# To be done
Show every line containing "body" by copying it.

═════ Dataset rows ═════

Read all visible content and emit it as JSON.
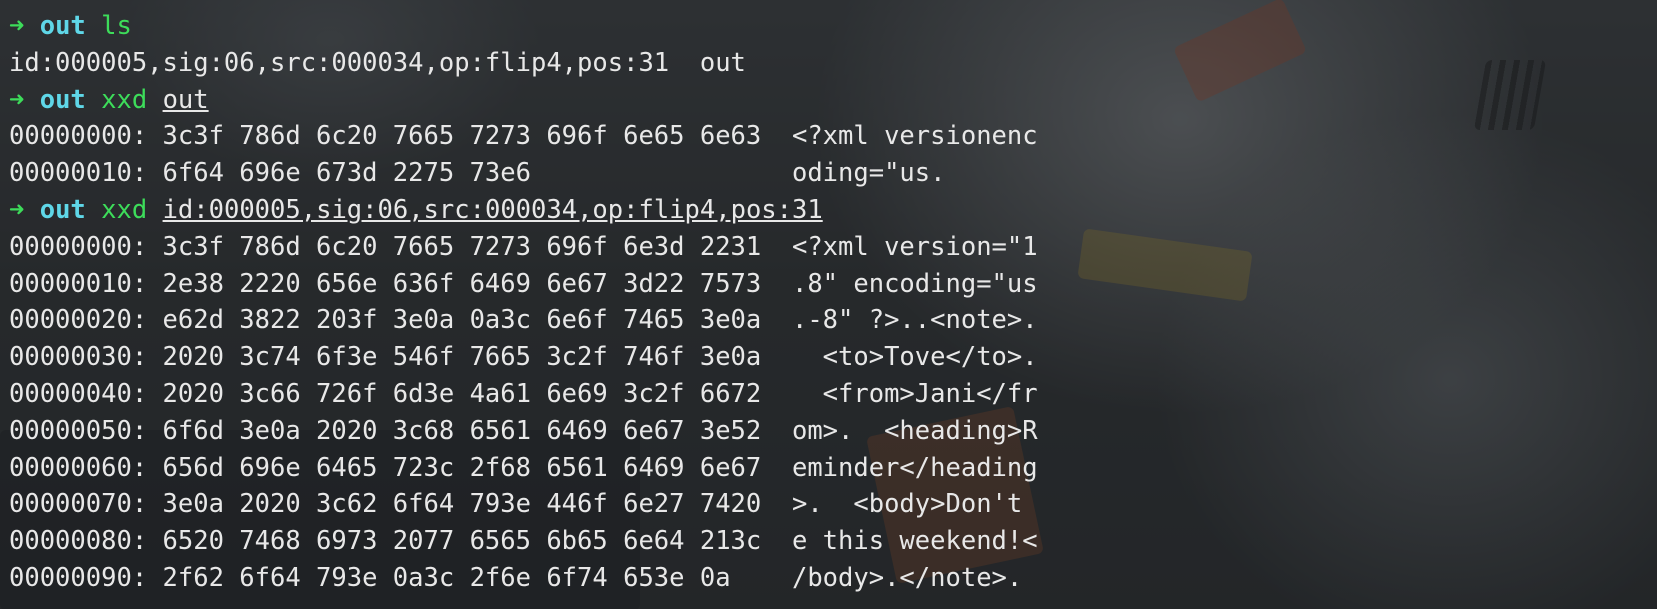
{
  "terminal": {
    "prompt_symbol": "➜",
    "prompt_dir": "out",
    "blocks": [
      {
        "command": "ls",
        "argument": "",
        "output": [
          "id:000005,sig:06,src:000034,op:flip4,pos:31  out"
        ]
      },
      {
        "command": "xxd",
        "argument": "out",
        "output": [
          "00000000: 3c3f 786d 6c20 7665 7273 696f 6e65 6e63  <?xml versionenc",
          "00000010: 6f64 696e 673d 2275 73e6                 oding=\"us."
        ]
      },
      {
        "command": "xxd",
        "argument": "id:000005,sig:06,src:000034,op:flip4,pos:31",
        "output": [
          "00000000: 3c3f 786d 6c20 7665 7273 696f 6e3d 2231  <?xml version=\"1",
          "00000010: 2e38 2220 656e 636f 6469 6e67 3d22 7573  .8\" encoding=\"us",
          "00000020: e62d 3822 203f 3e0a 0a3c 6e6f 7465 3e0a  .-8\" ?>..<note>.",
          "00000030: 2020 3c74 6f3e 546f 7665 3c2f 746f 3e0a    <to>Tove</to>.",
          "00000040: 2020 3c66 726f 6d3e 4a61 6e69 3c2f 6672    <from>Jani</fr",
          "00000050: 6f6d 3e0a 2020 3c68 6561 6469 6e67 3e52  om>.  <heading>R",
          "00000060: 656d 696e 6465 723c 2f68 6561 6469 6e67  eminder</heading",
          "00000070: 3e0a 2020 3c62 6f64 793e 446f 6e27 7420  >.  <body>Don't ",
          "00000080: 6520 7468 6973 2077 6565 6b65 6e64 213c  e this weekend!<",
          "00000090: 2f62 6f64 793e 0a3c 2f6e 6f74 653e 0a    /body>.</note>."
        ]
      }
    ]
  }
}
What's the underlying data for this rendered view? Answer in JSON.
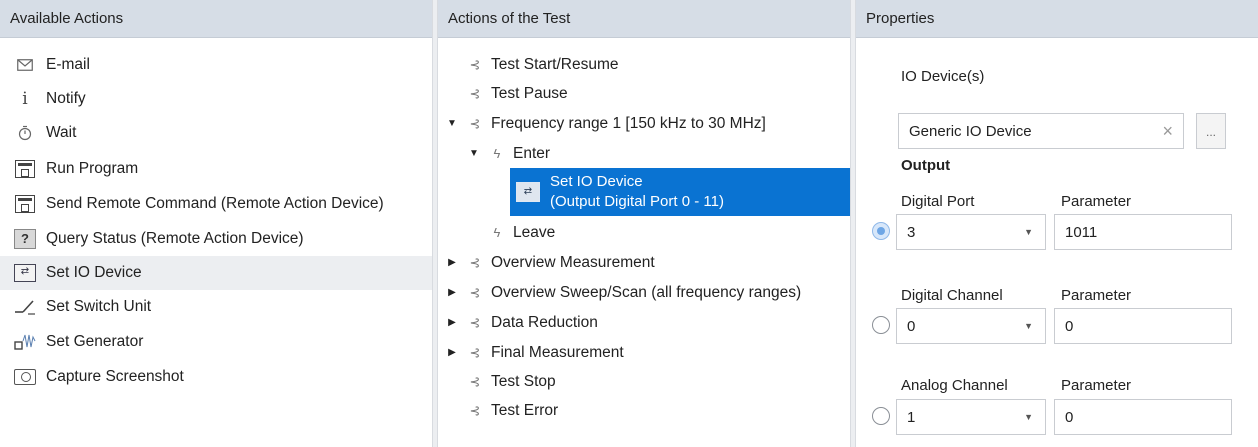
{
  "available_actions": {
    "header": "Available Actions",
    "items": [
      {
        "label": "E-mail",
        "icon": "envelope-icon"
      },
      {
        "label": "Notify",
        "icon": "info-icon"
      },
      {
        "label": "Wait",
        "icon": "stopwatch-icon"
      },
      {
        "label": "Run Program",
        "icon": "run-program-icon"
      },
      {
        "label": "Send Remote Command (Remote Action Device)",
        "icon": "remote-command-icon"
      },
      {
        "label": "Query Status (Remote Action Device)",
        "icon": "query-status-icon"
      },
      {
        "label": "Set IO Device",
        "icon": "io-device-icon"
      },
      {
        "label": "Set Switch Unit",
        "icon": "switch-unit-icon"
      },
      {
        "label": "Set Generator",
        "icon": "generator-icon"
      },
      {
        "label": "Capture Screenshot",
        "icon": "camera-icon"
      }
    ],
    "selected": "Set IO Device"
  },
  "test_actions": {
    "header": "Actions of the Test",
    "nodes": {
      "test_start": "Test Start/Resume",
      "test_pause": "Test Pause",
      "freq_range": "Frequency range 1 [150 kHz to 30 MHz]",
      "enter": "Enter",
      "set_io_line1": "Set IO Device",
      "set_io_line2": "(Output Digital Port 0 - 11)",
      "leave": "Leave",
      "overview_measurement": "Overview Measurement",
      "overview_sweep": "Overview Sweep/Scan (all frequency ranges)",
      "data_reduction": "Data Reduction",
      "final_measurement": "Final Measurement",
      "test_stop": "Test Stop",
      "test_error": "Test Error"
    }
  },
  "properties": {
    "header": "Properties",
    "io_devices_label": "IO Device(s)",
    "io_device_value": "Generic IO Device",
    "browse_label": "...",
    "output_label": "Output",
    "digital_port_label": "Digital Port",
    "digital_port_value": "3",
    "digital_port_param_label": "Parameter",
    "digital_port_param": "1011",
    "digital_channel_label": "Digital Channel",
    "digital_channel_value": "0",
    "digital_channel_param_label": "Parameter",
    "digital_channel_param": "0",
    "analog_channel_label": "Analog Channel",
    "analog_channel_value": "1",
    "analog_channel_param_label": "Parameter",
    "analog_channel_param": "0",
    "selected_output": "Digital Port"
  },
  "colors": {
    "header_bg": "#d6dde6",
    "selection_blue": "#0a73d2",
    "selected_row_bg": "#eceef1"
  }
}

═════
═════ Dataset rows ═════

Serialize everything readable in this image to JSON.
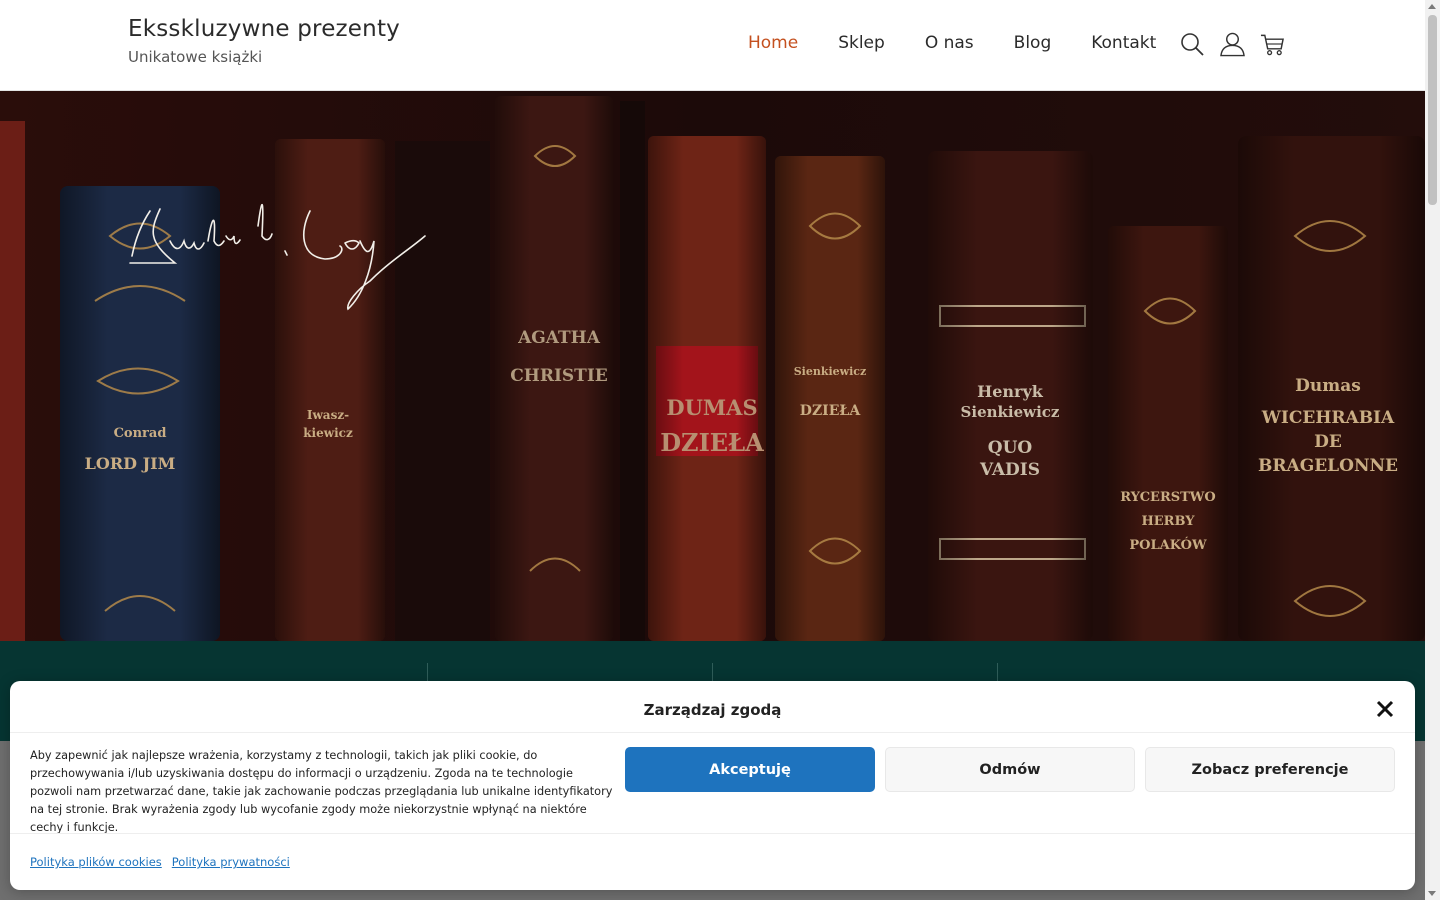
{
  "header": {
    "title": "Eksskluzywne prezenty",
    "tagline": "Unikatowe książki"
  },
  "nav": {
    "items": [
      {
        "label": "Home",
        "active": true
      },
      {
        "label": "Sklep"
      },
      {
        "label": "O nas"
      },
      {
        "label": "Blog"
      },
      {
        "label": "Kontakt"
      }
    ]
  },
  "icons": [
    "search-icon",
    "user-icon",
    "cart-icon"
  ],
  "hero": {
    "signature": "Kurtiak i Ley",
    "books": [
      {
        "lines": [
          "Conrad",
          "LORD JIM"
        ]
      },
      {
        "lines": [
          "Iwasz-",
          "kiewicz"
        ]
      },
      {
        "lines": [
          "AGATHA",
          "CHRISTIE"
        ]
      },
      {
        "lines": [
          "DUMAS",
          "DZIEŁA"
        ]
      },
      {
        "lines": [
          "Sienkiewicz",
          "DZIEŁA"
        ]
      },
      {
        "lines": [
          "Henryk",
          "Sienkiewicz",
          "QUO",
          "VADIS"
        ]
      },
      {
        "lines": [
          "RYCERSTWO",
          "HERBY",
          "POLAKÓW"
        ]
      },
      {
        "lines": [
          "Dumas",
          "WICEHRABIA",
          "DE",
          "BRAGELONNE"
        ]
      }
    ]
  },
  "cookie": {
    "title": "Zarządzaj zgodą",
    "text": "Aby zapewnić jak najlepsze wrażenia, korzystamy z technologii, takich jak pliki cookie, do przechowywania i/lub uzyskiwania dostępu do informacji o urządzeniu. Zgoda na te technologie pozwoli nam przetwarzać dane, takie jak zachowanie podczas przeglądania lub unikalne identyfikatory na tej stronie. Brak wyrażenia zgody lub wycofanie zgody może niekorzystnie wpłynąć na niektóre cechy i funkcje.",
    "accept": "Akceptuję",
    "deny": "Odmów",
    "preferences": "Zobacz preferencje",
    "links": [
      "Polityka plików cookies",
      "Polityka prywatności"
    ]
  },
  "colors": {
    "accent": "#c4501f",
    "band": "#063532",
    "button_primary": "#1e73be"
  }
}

═════

# Task solution
          "00000070: 3e0a 2020 3c62 6f64 793e 446f 6e27 7420  >.  <body>Don't ",
          "00000090: 2f62 6f64 793e 0a3c 2f6e 6f74 653e 0a    /body>.</note>."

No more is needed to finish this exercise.